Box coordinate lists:
-- begin --

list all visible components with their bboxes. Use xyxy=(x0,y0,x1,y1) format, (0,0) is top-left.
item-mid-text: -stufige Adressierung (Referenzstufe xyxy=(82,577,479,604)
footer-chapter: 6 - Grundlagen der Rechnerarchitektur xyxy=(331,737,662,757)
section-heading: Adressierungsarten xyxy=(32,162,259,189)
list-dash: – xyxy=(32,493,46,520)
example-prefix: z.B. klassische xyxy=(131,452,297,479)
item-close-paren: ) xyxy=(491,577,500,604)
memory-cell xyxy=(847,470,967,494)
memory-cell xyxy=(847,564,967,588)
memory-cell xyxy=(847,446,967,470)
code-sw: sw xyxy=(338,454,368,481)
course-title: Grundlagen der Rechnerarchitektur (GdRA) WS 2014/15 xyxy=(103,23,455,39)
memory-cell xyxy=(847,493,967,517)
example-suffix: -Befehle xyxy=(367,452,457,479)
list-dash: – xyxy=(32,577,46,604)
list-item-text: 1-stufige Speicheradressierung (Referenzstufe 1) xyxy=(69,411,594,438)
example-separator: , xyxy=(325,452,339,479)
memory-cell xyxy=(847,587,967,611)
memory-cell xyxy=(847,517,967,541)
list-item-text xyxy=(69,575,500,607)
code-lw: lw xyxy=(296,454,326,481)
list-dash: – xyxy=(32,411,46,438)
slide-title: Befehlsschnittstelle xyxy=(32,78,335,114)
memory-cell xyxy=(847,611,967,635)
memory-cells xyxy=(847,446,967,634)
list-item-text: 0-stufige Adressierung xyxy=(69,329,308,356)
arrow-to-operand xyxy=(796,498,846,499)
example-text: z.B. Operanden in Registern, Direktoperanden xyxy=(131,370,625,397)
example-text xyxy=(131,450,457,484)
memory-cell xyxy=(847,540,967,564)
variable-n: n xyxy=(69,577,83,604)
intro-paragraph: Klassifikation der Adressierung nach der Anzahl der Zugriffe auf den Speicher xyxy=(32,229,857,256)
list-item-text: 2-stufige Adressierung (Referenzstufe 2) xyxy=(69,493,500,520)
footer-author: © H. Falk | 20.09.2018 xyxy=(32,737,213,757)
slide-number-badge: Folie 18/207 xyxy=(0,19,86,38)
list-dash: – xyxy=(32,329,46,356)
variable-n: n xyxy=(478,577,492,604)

-- end --

WHAT IS NEEDED:
Please swap "list-dash" for "bullet-dash" throughout the records and give all the lines again with nothing else changed.

RESULT FOR THIS EXERCISE:
list all visible components with their bboxes. Use xyxy=(x0,y0,x1,y1) format, (0,0) is top-left.
item-mid-text: -stufige Adressierung (Referenzstufe xyxy=(82,577,479,604)
footer-chapter: 6 - Grundlagen der Rechnerarchitektur xyxy=(331,737,662,757)
section-heading: Adressierungsarten xyxy=(32,162,259,189)
bullet-dash: – xyxy=(32,493,46,520)
example-prefix: z.B. klassische xyxy=(131,452,297,479)
item-close-paren: ) xyxy=(491,577,500,604)
memory-cell xyxy=(847,470,967,494)
memory-cell xyxy=(847,564,967,588)
memory-cell xyxy=(847,446,967,470)
code-sw: sw xyxy=(338,454,368,481)
course-title: Grundlagen der Rechnerarchitektur (GdRA) WS 2014/15 xyxy=(103,23,455,39)
memory-cell xyxy=(847,493,967,517)
example-suffix: -Befehle xyxy=(367,452,457,479)
bullet-dash: – xyxy=(32,577,46,604)
list-item-text: 1-stufige Speicheradressierung (Referenzstufe 1) xyxy=(69,411,594,438)
example-separator: , xyxy=(325,452,339,479)
memory-cell xyxy=(847,587,967,611)
memory-cell xyxy=(847,517,967,541)
list-item-text xyxy=(69,575,500,607)
code-lw: lw xyxy=(296,454,326,481)
bullet-dash: – xyxy=(32,411,46,438)
slide-title: Befehlsschnittstelle xyxy=(32,78,335,114)
memory-cell xyxy=(847,611,967,635)
memory-cells xyxy=(847,446,967,634)
list-item-text: 0-stufige Adressierung xyxy=(69,329,308,356)
arrow-to-operand xyxy=(796,498,846,499)
example-text: z.B. Operanden in Registern, Direktoperanden xyxy=(131,370,625,397)
example-text xyxy=(131,450,457,484)
memory-cell xyxy=(847,540,967,564)
variable-n: n xyxy=(69,577,83,604)
intro-paragraph: Klassifikation der Adressierung nach der Anzahl der Zugriffe auf den Speicher xyxy=(32,229,857,256)
list-item-text: 2-stufige Adressierung (Referenzstufe 2) xyxy=(69,493,500,520)
footer-author: © H. Falk | 20.09.2018 xyxy=(32,737,213,757)
slide-number-badge: Folie 18/207 xyxy=(0,19,86,38)
bullet-dash: – xyxy=(32,329,46,356)
variable-n: n xyxy=(478,577,492,604)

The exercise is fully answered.